----- Texte source -----

23 octobre 2015 par Jacques Deruelle

Le ventre de l’atlantique
le ventre couv

Alors que le volume des échanges de marchandises a connu ces vingt dernières années une croissance exponentielle du fait de la mondialisation pour le plus grand profit des pays développés notamment Européens, la circulation des individus, depuis la fin des trente glorieuses n’a jamais été aussi entravée, des pays pauvres vers les pays riches évidemment, et non l’inverse. Le concept  d’immigration a  ainsi prospéré  légitimant des politiques publiques au parfum néocolonialiste. L’immigration doit être « choisie », fait l’objet de quotas, sera endiguée  à même les frontières là par des murs et des barbelés, ici encadrée par des politiques sécuritaires  Sarkho-Hollandiennes usant des rafles, de la rétention dans des centres surpeuplés, des reconduites musclées hors de nos frontières… Notre société médiatisée à l’extrême fait en général peu de cas des candidats à l’exil hommes ou femmes souvent jeunes, fuyant la misère, la sécheresse,  les bombardements, les massacres. La notion « d’immigré » joue parfaitement son rôle de stigmatisation et de disqualification de l’être humain et son identité ne sera rétablie qu’à la lueur d’un petit cadavre échoué sur une plage. Notre conscience  est très peu sollicitée par les enjeux d’une solidarité de l’accueil, détournée par d’autres thématiques politiciennes de sa capacité d’empathie.  Contre l’anesthésie qui menace notre vigilance citoyenne abreuvée de vocables réducteurs, le livre demeure un excellent vecteur de la connaissance de l’autre au fondement de notre humanité culturellement édifiée par métissage. Nourri de sa rude expérience de Sénégalaise vivant en France depuis 1990, le ventre de l’Atlantique de Fatou Diome publié en 2003  compose un tableau édifiant des relations entre exilés et candidats à l’exil révélant l’ abîme qui sépare les représentations chimériques que notre société d’abondance provoque et l’effarante galère vécue par tout immigré à son arrivée sur le sol français.

----- Section des données -----

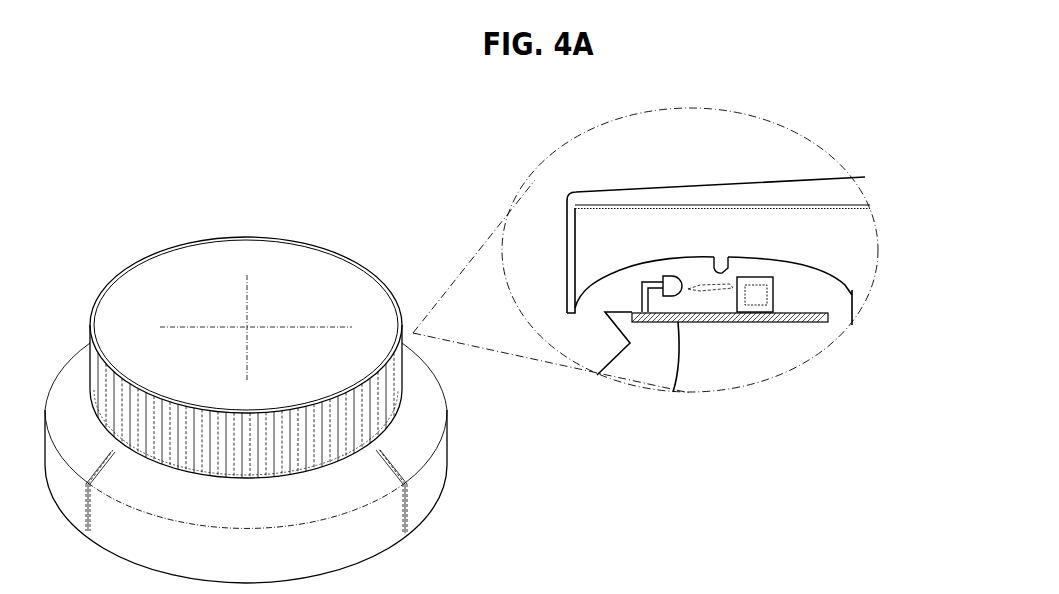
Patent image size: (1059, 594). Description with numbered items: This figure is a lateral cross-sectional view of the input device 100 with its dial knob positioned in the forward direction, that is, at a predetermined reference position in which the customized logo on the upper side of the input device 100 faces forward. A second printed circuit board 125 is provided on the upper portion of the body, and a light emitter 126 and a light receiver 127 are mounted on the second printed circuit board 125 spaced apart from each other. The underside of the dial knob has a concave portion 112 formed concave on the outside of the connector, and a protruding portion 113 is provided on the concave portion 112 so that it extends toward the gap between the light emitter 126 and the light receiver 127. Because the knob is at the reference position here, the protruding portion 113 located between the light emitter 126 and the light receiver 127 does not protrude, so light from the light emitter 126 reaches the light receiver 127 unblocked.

The input device 100 is at (136, 220).
The concave portion 112 is at (648, 262).
The protruding portion 113 is at (731, 262).
The second printed circuit board 125 is at (653, 322).
The light emitter 126 is at (673, 285).
The light receiver 127 is at (754, 312).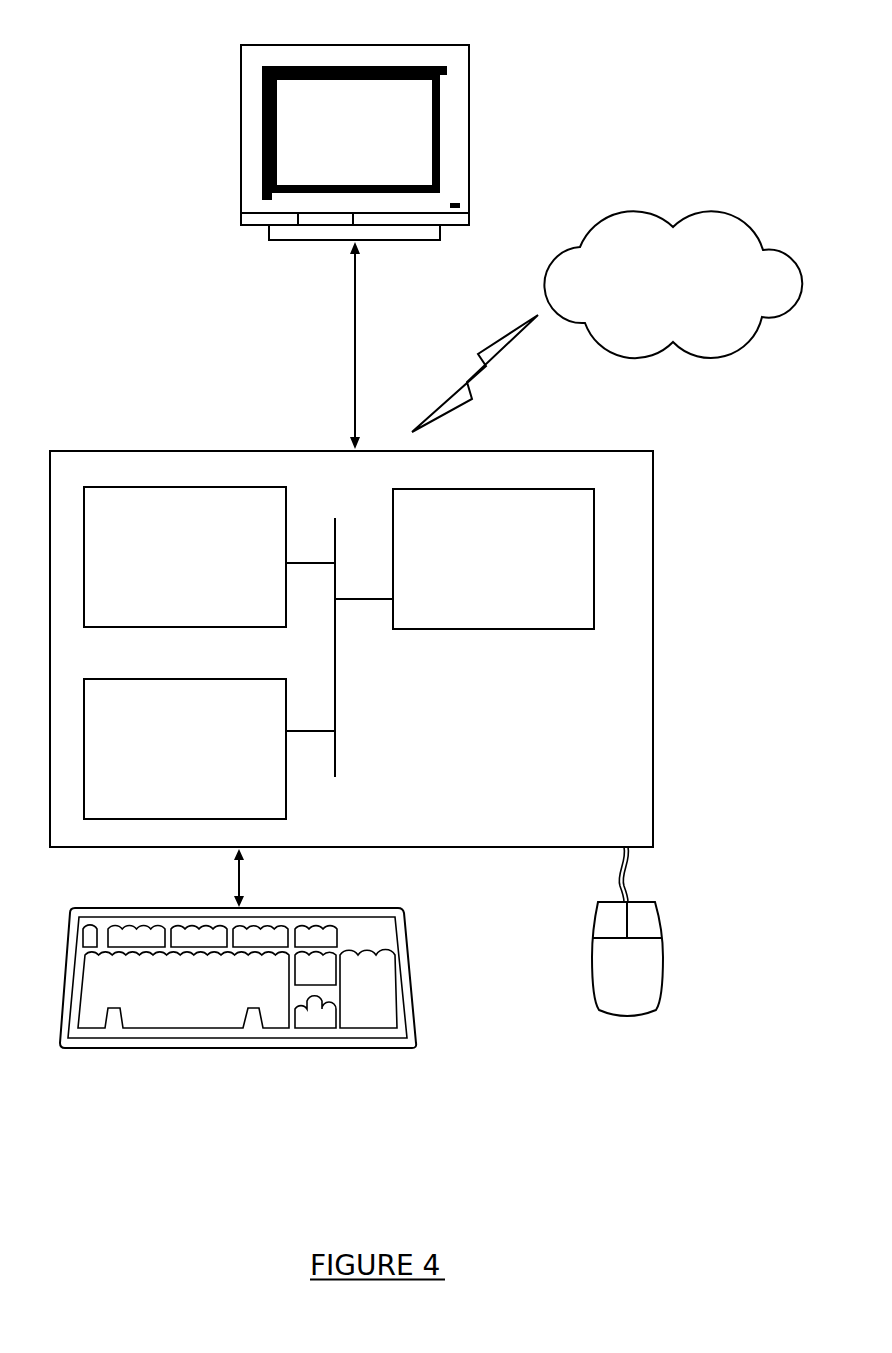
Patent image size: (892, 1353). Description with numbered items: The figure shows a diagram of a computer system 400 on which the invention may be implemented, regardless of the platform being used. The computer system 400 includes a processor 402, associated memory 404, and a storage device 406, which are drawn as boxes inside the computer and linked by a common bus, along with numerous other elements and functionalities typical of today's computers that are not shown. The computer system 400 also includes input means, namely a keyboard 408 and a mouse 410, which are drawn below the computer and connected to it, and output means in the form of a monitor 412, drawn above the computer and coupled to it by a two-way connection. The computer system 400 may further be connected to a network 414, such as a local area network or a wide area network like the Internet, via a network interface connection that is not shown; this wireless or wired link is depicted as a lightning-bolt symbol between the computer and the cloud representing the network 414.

The computer system 400 is at (399, 649).
The processor 402 is at (492, 568).
The memory 404 is at (168, 568).
The storage device 406 is at (165, 760).
The keyboard 408 is at (160, 1010).
The mouse 410 is at (610, 976).
The monitor 412 is at (330, 146).
The network 414 is at (666, 292).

-----

→ Liste des tâches
1. Selon le texte source sur Le Ventre de l'Atlantique, en quelle année ce livre de Fatou Diome a-t-il été publié ?
2. Poursuivez le texte source sur Le Ventre de l'Atlantique à partir de sa dernière phrase.

→ Réponses
1. En 2003.

2.
Enfant « illégitime » élevée par une grand-mère aimante et encouragée dans ses études par Ndétaré l’instituteur communiste, Salie rêve d’une identité forgée à la culture française mais déchante à son arrivée en Eldorado, car n’étant pas « Blanche neige », elle est rejetée par la belle famille de son époux et divorce ne survivant plus que de petits boulots pour financer ses études.  Sur l’Île de Niodior, Mandické, son frère passionné de ballon rond la harcèle au téléphone pour arranger son admission dans un grand club de football français. El-Hadj le riche négociant rentré au pays fortune faite au quartier Barbès, n’entretient-il pas la chimère de l’opulence à portée de main au royaume de France se gardant bien d’énoncer la vérité des journées de labeur au marteau piqueur ou au « flicage » de ses congénères en tant que vigile de supermarchés, la réalité aussi des nuits passées parfois sous les ponts et souvent en foyer Sonacotra!  Dans cette île de grande pauvreté, celui qui a  travaillé en France peut faire illusion durablement et susciter des vocations au départ. L’échec de Moussa le sans papiers errant arrêté à Paris puis reconduit à Dakar et tant brocardé par les siens qu’il se suicide en mer n’alarme en rien la plupart des aspirants à l’exil, envieux d’un pays de cocagne aux multiples richesses entrevues chez l’homme de Barbès, détenteur au village du seul écran de télévision.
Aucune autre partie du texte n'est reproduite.